(Data records)
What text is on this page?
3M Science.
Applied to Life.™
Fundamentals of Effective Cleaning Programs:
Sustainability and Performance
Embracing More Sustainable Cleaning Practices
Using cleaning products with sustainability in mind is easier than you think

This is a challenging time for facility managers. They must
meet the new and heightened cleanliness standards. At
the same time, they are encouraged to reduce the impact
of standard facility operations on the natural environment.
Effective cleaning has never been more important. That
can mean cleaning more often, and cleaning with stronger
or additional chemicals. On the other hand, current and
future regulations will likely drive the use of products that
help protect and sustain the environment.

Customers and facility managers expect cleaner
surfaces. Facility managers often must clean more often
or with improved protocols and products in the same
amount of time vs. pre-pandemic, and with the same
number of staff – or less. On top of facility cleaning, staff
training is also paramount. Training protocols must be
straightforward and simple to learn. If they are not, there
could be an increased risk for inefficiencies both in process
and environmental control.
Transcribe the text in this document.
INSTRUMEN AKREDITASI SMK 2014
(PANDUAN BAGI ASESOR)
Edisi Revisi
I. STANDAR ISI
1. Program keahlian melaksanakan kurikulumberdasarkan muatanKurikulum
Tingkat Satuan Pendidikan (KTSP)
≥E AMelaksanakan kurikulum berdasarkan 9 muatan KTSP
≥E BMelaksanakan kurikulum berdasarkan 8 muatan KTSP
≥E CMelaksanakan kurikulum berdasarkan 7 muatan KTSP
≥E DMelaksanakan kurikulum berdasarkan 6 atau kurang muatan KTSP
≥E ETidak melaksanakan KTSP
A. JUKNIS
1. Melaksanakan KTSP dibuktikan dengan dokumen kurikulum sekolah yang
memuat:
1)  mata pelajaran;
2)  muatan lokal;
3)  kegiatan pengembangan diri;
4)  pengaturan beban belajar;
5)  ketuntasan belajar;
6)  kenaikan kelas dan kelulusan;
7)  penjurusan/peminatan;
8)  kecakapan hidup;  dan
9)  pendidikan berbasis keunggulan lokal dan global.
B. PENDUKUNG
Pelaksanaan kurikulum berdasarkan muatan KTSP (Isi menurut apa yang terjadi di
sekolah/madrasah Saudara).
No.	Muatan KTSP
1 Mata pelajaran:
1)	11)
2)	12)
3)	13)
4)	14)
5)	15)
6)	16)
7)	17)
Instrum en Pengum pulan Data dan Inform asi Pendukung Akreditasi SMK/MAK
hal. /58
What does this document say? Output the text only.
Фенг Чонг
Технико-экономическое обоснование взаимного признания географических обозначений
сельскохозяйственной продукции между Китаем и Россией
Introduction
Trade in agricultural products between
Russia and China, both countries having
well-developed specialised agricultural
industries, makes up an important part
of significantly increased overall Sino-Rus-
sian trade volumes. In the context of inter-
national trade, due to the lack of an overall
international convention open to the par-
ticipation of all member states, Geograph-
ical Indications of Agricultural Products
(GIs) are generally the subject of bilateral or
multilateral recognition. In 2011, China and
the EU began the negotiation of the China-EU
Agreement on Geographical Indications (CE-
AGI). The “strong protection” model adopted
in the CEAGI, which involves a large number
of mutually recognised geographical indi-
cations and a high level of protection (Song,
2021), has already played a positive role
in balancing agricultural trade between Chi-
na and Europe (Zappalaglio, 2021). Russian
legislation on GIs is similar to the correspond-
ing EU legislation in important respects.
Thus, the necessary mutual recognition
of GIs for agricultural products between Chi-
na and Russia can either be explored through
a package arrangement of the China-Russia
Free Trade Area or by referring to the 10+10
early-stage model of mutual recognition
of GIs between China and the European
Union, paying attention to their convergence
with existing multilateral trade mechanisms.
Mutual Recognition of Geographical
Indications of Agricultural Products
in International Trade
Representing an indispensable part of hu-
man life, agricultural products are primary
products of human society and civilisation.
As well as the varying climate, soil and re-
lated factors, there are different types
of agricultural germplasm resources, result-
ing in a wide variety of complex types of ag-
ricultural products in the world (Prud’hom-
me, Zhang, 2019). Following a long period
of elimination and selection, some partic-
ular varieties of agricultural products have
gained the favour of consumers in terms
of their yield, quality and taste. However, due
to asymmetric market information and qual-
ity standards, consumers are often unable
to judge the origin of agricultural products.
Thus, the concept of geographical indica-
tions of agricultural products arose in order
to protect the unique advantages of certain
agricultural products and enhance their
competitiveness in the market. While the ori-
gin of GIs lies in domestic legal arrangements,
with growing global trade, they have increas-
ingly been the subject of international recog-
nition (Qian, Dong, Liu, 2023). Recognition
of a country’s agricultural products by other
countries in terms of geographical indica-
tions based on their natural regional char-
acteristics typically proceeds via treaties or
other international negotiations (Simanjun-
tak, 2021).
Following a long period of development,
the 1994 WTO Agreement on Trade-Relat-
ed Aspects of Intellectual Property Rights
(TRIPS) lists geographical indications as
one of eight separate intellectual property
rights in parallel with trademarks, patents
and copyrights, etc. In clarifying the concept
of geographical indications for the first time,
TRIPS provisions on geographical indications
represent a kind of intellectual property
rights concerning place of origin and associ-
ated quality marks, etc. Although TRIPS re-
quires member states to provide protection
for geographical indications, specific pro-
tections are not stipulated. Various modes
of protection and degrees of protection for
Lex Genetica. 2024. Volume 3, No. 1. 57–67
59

Written task =>
Among the entries above, how many lines include the word "their"? Reply with the number only.

Exercise answer =>
4